··· Dataset excerpts
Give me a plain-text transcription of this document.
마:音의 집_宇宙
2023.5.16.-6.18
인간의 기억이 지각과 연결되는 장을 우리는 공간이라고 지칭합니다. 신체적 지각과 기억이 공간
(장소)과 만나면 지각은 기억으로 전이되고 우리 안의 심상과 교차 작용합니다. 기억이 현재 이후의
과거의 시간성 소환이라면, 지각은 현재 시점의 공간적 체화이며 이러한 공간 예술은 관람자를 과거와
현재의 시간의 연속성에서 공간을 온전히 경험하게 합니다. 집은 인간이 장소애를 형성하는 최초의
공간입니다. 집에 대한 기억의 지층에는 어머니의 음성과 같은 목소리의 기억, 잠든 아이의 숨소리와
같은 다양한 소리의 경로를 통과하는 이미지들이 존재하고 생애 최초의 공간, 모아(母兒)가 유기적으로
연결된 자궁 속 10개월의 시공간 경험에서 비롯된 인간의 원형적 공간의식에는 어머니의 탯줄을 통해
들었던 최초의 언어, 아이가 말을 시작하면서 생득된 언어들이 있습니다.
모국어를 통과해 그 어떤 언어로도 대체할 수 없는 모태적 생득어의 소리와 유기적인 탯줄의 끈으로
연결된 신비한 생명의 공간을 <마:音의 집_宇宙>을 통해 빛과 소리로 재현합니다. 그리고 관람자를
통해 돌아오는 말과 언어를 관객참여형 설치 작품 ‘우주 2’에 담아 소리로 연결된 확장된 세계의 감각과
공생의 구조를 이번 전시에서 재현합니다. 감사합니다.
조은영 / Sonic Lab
······
Reproduce the material above, every line of it, exactly.

Give me a plain-text transcription of this document.
마:音의 집_宇宙
2023.5.16.-6.18
인간의 기억이 지각과 연결되는 장을 우리는 공간이라고 지칭합니다. 신체적 지각과 기억이 공간
(장소)과 만나면 지각은 기억으로 전이되고 우리 안의 심상과 교차 작용합니다. 기억이 현재 이후의
과거의 시간성 소환이라면, 지각은 현재 시점의 공간적 체화이며 이러한 공간 예술은 관람자를 과거와
현재의 시간의 연속성에서 공간을 온전히 경험하게 합니다. 집은 인간이 장소애를 형성하는 최초의
공간입니다. 집에 대한 기억의 지층에는 어머니의 음성과 같은 목소리의 기억, 잠든 아이의 숨소리와
같은 다양한 소리의 경로를 통과하는 이미지들이 존재하고 생애 최초의 공간, 모아(母兒)가 유기적으로
연결된 자궁 속 10개월의 시공간 경험에서 비롯된 인간의 원형적 공간의식에는 어머니의 탯줄을 통해
들었던 최초의 언어, 아이가 말을 시작하면서 생득된 언어들이 있습니다.
모국어를 통과해 그 어떤 언어로도 대체할 수 없는 모태적 생득어의 소리와 유기적인 탯줄의 끈으로
연결된 신비한 생명의 공간을 <마:音의 집_宇宙>을 통해 빛과 소리로 재현합니다. 그리고 관람자를
통해 돌아오는 말과 언어를 관객참여형 설치 작품 ‘우주 2’에 담아 소리로 연결된 확장된 세계의 감각과
공생의 구조를 이번 전시에서 재현합니다. 감사합니다.
조은영 / Sonic Lab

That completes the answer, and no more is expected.